- _TASK_:
All of the material below is to be repeated exactly.

◇ ◇ ◇ ◇

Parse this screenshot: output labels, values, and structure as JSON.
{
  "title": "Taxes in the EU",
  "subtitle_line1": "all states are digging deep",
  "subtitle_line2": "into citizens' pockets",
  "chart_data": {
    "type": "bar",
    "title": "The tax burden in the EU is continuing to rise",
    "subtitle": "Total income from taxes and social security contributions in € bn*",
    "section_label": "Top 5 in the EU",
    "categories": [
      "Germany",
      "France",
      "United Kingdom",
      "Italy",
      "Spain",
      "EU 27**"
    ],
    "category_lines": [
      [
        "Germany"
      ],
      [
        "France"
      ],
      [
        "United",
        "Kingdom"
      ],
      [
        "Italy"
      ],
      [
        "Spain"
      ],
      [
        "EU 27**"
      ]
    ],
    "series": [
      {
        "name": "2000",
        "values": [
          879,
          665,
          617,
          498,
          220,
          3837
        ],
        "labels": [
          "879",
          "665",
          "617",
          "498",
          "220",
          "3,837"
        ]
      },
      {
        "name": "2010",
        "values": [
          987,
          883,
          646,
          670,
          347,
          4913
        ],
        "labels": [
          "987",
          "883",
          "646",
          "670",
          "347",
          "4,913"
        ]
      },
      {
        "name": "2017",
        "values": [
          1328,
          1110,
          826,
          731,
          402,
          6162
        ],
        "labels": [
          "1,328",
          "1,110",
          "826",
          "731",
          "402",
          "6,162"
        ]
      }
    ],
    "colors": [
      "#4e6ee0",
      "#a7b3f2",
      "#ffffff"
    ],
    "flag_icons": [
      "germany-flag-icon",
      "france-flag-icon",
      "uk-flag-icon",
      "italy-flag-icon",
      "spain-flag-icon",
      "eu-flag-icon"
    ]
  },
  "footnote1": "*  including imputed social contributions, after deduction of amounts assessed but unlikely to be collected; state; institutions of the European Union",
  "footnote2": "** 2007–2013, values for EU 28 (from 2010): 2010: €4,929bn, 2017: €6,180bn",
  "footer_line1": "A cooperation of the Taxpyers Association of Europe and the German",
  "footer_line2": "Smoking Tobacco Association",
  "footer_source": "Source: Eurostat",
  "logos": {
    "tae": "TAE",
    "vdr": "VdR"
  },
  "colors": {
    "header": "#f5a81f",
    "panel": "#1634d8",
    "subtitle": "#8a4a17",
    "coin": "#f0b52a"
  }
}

◇ ◇ ◇ ◇

- _COMPLETE OUTPUT_:
Parse this screenshot: output labels, values, and structure as JSON.
{
  "title": "Taxes in the EU",
  "subtitle_line1": "all states are digging deep",
  "subtitle_line2": "into citizens' pockets",
  "chart_data": {
    "type": "bar",
    "title": "The tax burden in the EU is continuing to rise",
    "subtitle": "Total income from taxes and social security contributions in € bn*",
    "section_label": "Top 5 in the EU",
    "categories": [
      "Germany",
      "France",
      "United Kingdom",
      "Italy",
      "Spain",
      "EU 27**"
    ],
    "category_lines": [
      [
        "Germany"
      ],
      [
        "France"
      ],
      [
        "United",
        "Kingdom"
      ],
      [
        "Italy"
      ],
      [
        "Spain"
      ],
      [
        "EU 27**"
      ]
    ],
    "series": [
      {
        "name": "2000",
        "values": [
          879,
          665,
          617,
          498,
          220,
          3837
        ],
        "labels": [
          "879",
          "665",
          "617",
          "498",
          "220",
          "3,837"
        ]
      },
      {
        "name": "2010",
        "values": [
          987,
          883,
          646,
          670,
          347,
          4913
        ],
        "labels": [
          "987",
          "883",
          "646",
          "670",
          "347",
          "4,913"
        ]
      },
      {
        "name": "2017",
        "values": [
          1328,
          1110,
          826,
          731,
          402,
          6162
        ],
        "labels": [
          "1,328",
          "1,110",
          "826",
          "731",
          "402",
          "6,162"
        ]
      }
    ],
    "colors": [
      "#4e6ee0",
      "#a7b3f2",
      "#ffffff"
    ],
    "flag_icons": [
      "germany-flag-icon",
      "france-flag-icon",
      "uk-flag-icon",
      "italy-flag-icon",
      "spain-flag-icon",
      "eu-flag-icon"
    ]
  },
  "footnote1": "*  including imputed social contributions, after deduction of amounts assessed but unlikely to be collected; state; institutions of the European Union",
  "footnote2": "** 2007–2013, values for EU 28 (from 2010): 2010: €4,929bn, 2017: €6,180bn",
  "footer_line1": "A cooperation of the Taxpyers Association of Europe and the German",
  "footer_line2": "Smoking Tobacco Association",
  "footer_source": "Source: Eurostat",
  "logos": {
    "tae": "TAE",
    "vdr": "VdR"
  },
  "colors": {
    "header": "#f5a81f",
    "panel": "#1634d8",
    "subtitle": "#8a4a17",
    "coin": "#f0b52a"
  }
}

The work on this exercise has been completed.